* INPUT ROWS *

________________

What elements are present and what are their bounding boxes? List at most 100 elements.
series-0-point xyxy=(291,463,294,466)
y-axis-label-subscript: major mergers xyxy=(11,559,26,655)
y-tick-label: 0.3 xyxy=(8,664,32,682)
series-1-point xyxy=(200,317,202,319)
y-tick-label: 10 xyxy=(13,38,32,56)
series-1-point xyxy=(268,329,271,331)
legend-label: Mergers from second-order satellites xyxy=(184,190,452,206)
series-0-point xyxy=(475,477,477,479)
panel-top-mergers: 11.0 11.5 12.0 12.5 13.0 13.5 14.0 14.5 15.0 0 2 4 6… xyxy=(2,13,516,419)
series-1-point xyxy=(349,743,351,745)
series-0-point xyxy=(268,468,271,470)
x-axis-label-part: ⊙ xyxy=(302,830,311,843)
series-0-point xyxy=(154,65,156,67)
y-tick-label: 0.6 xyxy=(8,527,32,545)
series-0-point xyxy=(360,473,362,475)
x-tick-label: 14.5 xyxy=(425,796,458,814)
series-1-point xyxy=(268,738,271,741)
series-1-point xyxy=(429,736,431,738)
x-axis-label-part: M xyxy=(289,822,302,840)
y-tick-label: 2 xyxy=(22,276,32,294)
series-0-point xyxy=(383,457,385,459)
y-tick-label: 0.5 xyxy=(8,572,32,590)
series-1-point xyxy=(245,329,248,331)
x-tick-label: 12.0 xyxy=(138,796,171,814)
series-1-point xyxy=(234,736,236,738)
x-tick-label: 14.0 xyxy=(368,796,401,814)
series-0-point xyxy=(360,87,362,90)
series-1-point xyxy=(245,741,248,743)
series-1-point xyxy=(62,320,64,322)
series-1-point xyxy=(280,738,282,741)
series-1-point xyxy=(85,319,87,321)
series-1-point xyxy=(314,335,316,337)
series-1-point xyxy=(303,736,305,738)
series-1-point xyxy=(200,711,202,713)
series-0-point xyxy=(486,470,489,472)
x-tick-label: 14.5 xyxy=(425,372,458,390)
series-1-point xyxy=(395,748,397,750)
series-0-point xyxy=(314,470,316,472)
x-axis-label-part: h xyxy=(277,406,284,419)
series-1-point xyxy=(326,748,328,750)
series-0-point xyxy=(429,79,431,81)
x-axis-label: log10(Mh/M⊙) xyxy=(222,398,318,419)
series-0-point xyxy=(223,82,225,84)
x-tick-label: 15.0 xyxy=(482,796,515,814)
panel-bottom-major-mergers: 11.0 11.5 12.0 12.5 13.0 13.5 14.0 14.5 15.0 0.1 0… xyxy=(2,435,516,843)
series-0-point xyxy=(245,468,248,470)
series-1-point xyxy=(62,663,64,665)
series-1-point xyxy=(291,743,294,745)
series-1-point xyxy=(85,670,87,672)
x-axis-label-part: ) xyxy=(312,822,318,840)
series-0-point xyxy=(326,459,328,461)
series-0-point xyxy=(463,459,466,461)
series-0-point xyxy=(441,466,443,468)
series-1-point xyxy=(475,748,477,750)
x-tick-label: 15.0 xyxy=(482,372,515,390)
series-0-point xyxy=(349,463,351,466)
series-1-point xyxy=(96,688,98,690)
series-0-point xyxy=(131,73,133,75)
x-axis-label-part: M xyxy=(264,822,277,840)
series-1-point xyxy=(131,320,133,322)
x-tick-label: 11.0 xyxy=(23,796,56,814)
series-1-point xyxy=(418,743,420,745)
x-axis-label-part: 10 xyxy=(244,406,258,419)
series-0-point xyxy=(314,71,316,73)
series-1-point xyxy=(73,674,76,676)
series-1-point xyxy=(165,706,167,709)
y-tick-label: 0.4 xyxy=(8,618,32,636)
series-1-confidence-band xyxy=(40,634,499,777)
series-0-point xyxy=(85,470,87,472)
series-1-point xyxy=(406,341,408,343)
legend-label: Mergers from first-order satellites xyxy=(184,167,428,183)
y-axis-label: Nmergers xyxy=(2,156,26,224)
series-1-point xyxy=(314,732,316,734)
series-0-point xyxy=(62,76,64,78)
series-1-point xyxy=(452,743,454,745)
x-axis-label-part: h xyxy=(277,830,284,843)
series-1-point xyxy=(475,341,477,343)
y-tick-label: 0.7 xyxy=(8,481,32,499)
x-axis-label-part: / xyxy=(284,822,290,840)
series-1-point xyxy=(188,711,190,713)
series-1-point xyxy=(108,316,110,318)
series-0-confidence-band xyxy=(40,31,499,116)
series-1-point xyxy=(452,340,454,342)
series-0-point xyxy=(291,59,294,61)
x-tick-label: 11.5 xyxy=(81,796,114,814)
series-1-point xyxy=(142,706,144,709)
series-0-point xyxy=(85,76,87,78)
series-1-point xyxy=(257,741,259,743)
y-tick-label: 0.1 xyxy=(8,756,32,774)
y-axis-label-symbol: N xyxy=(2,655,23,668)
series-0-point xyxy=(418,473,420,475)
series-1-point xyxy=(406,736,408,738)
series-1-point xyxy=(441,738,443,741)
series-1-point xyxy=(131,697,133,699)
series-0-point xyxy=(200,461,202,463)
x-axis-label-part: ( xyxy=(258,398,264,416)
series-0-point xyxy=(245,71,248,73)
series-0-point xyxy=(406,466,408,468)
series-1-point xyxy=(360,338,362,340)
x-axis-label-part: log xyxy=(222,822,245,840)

________________

* WHAT YOU SHOULD DO *
Copy out every line of the material above word for word, with nothing changed.

* ANSWER IN FULL *
What elements are present and what are their bounding boxes? List at most 100 elements.
series-0-point xyxy=(291,463,294,466)
y-axis-label-subscript: major mergers xyxy=(11,559,26,655)
y-tick-label: 0.3 xyxy=(8,664,32,682)
series-1-point xyxy=(200,317,202,319)
y-tick-label: 10 xyxy=(13,38,32,56)
series-1-point xyxy=(268,329,271,331)
legend-label: Mergers from second-order satellites xyxy=(184,190,452,206)
series-0-point xyxy=(475,477,477,479)
panel-top-mergers: 11.0 11.5 12.0 12.5 13.0 13.5 14.0 14.5 15.0 0 2 4 6… xyxy=(2,13,516,419)
series-1-point xyxy=(349,743,351,745)
series-0-point xyxy=(268,468,271,470)
x-axis-label-part: ⊙ xyxy=(302,830,311,843)
series-0-point xyxy=(154,65,156,67)
y-tick-label: 0.6 xyxy=(8,527,32,545)
series-0-point xyxy=(360,473,362,475)
x-tick-label: 14.5 xyxy=(425,796,458,814)
series-1-point xyxy=(268,738,271,741)
series-1-point xyxy=(429,736,431,738)
x-axis-label-part: M xyxy=(289,822,302,840)
y-tick-label: 2 xyxy=(22,276,32,294)
series-0-point xyxy=(383,457,385,459)
y-tick-label: 0.5 xyxy=(8,572,32,590)
series-1-point xyxy=(245,329,248,331)
x-tick-label: 12.0 xyxy=(138,796,171,814)
series-1-point xyxy=(234,736,236,738)
x-tick-label: 14.0 xyxy=(368,796,401,814)
series-0-point xyxy=(360,87,362,90)
series-1-point xyxy=(245,741,248,743)
series-1-point xyxy=(62,320,64,322)
series-1-point xyxy=(280,738,282,741)
series-1-point xyxy=(85,319,87,321)
series-1-point xyxy=(314,335,316,337)
series-1-point xyxy=(303,736,305,738)
series-1-point xyxy=(200,711,202,713)
series-0-point xyxy=(486,470,489,472)
x-tick-label: 14.5 xyxy=(425,372,458,390)
series-1-point xyxy=(395,748,397,750)
series-0-point xyxy=(314,470,316,472)
x-axis-label-part: h xyxy=(277,406,284,419)
series-1-point xyxy=(326,748,328,750)
series-0-point xyxy=(429,79,431,81)
x-axis-label: log10(Mh/M⊙) xyxy=(222,398,318,419)
series-0-point xyxy=(223,82,225,84)
x-tick-label: 15.0 xyxy=(482,796,515,814)
panel-bottom-major-mergers: 11.0 11.5 12.0 12.5 13.0 13.5 14.0 14.5 15.0 0.1 0… xyxy=(2,435,516,843)
series-0-point xyxy=(245,468,248,470)
series-1-point xyxy=(62,663,64,665)
series-1-point xyxy=(291,743,294,745)
series-1-point xyxy=(85,670,87,672)
x-axis-label-part: ) xyxy=(312,822,318,840)
series-0-point xyxy=(326,459,328,461)
series-0-point xyxy=(463,459,466,461)
series-0-point xyxy=(441,466,443,468)
series-1-point xyxy=(475,748,477,750)
x-tick-label: 15.0 xyxy=(482,372,515,390)
series-0-point xyxy=(349,463,351,466)
series-1-point xyxy=(96,688,98,690)
series-0-point xyxy=(131,73,133,75)
x-axis-label-part: M xyxy=(264,822,277,840)
series-1-point xyxy=(131,320,133,322)
x-tick-label: 11.0 xyxy=(23,796,56,814)
series-1-point xyxy=(418,743,420,745)
x-axis-label-part: 10 xyxy=(244,406,258,419)
series-0-point xyxy=(314,71,316,73)
series-1-point xyxy=(73,674,76,676)
series-1-point xyxy=(165,706,167,709)
y-tick-label: 0.4 xyxy=(8,618,32,636)
series-1-confidence-band xyxy=(40,634,499,777)
series-0-point xyxy=(85,470,87,472)
series-1-point xyxy=(406,341,408,343)
legend-label: Mergers from first-order satellites xyxy=(184,167,428,183)
y-axis-label: Nmergers xyxy=(2,156,26,224)
series-1-point xyxy=(314,732,316,734)
series-0-point xyxy=(62,76,64,78)
series-1-point xyxy=(452,743,454,745)
x-axis-label-part: h xyxy=(277,830,284,843)
series-1-point xyxy=(475,341,477,343)
y-tick-label: 0.7 xyxy=(8,481,32,499)
x-axis-label-part: / xyxy=(284,822,290,840)
series-1-point xyxy=(188,711,190,713)
series-1-point xyxy=(108,316,110,318)
series-0-confidence-band xyxy=(40,31,499,116)
series-1-point xyxy=(452,340,454,342)
series-0-point xyxy=(291,59,294,61)
x-tick-label: 11.5 xyxy=(81,796,114,814)
series-1-point xyxy=(142,706,144,709)
series-0-point xyxy=(85,76,87,78)
series-1-point xyxy=(257,741,259,743)
y-tick-label: 0.1 xyxy=(8,756,32,774)
y-axis-label-symbol: N xyxy=(2,655,23,668)
series-0-point xyxy=(418,473,420,475)
series-1-point xyxy=(406,736,408,738)
series-1-point xyxy=(441,738,443,741)
series-1-point xyxy=(131,697,133,699)
series-0-point xyxy=(200,461,202,463)
x-axis-label-part: ( xyxy=(258,398,264,416)
series-0-point xyxy=(245,71,248,73)
series-0-point xyxy=(406,466,408,468)
series-1-point xyxy=(360,338,362,340)
x-axis-label-part: log xyxy=(222,822,245,840)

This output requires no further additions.